**Exercise description**
Go through the records underneath and write each one out again exactly.

**Information supplied**
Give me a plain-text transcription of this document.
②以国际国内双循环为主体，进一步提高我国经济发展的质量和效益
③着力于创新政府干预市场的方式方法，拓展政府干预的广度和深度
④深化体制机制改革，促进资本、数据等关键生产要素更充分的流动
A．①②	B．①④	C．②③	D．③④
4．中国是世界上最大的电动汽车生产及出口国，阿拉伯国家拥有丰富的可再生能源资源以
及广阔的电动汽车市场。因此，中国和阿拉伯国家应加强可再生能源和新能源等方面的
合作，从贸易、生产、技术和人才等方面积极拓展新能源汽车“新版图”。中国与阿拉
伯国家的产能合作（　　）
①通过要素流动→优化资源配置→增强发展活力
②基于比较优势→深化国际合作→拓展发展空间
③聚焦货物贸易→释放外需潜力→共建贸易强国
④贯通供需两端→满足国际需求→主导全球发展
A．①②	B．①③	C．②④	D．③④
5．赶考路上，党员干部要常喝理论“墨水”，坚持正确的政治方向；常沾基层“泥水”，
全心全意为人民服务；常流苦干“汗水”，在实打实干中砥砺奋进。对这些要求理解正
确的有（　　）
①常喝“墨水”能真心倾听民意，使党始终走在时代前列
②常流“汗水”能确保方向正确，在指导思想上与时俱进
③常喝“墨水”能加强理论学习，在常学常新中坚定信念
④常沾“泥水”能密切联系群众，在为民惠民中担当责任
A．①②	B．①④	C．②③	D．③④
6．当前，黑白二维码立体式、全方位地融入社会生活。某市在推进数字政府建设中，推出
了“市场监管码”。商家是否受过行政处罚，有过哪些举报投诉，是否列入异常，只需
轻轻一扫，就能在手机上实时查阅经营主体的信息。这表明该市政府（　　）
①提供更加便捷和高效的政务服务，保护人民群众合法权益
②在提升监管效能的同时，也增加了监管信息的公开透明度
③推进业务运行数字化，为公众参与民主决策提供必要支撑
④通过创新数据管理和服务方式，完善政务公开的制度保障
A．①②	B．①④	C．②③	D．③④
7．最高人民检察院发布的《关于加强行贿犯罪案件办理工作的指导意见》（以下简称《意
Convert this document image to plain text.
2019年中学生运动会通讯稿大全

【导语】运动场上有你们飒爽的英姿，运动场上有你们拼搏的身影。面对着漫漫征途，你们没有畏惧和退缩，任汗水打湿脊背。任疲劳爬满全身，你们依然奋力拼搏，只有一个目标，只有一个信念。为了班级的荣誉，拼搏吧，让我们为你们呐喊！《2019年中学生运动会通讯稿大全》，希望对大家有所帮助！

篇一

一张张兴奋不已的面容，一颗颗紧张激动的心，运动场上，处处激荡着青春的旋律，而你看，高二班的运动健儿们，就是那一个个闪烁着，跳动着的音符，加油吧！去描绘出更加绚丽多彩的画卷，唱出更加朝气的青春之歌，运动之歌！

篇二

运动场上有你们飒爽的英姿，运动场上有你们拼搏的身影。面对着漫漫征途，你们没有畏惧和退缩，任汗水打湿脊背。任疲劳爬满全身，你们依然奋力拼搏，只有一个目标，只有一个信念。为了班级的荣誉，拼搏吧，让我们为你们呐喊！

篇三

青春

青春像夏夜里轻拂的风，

**Solution**
Give me a plain-text transcription of this document.
②以国际国内双循环为主体，进一步提高我国经济发展的质量和效益
③着力于创新政府干预市场的方式方法，拓展政府干预的广度和深度
④深化体制机制改革，促进资本、数据等关键生产要素更充分的流动
A．①②	B．①④	C．②③	D．③④
4．中国是世界上最大的电动汽车生产及出口国，阿拉伯国家拥有丰富的可再生能源资源以
及广阔的电动汽车市场。因此，中国和阿拉伯国家应加强可再生能源和新能源等方面的
合作，从贸易、生产、技术和人才等方面积极拓展新能源汽车“新版图”。中国与阿拉
伯国家的产能合作（　　）
①通过要素流动→优化资源配置→增强发展活力
②基于比较优势→深化国际合作→拓展发展空间
③聚焦货物贸易→释放外需潜力→共建贸易强国
④贯通供需两端→满足国际需求→主导全球发展
A．①②	B．①③	C．②④	D．③④
5．赶考路上，党员干部要常喝理论“墨水”，坚持正确的政治方向；常沾基层“泥水”，
全心全意为人民服务；常流苦干“汗水”，在实打实干中砥砺奋进。对这些要求理解正
确的有（　　）
①常喝“墨水”能真心倾听民意，使党始终走在时代前列
②常流“汗水”能确保方向正确，在指导思想上与时俱进
③常喝“墨水”能加强理论学习，在常学常新中坚定信念
④常沾“泥水”能密切联系群众，在为民惠民中担当责任
A．①②	B．①④	C．②③	D．③④
6．当前，黑白二维码立体式、全方位地融入社会生活。某市在推进数字政府建设中，推出
了“市场监管码”。商家是否受过行政处罚，有过哪些举报投诉，是否列入异常，只需
轻轻一扫，就能在手机上实时查阅经营主体的信息。这表明该市政府（　　）
①提供更加便捷和高效的政务服务，保护人民群众合法权益
②在提升监管效能的同时，也增加了监管信息的公开透明度
③推进业务运行数字化，为公众参与民主决策提供必要支撑
④通过创新数据管理和服务方式，完善政务公开的制度保障
A．①②	B．①④	C．②③	D．③④
7．最高人民检察院发布的《关于加强行贿犯罪案件办理工作的指导意见》（以下简称《意
Convert this document image to plain text.
2019年中学生运动会通讯稿大全

【导语】运动场上有你们飒爽的英姿，运动场上有你们拼搏的身影。面对着漫漫征途，你们没有畏惧和退缩，任汗水打湿脊背。任疲劳爬满全身，你们依然奋力拼搏，只有一个目标，只有一个信念。为了班级的荣誉，拼搏吧，让我们为你们呐喊！《2019年中学生运动会通讯稿大全》，希望对大家有所帮助！

篇一

一张张兴奋不已的面容，一颗颗紧张激动的心，运动场上，处处激荡着青春的旋律，而你看，高二班的运动健儿们，就是那一个个闪烁着，跳动着的音符，加油吧！去描绘出更加绚丽多彩的画卷，唱出更加朝气的青春之歌，运动之歌！

篇二

运动场上有你们飒爽的英姿，运动场上有你们拼搏的身影。面对着漫漫征途，你们没有畏惧和退缩，任汗水打湿脊背。任疲劳爬满全身，你们依然奋力拼搏，只有一个目标，只有一个信念。为了班级的荣誉，拼搏吧，让我们为你们呐喊！

篇三

青春

青春像夏夜里轻拂的风，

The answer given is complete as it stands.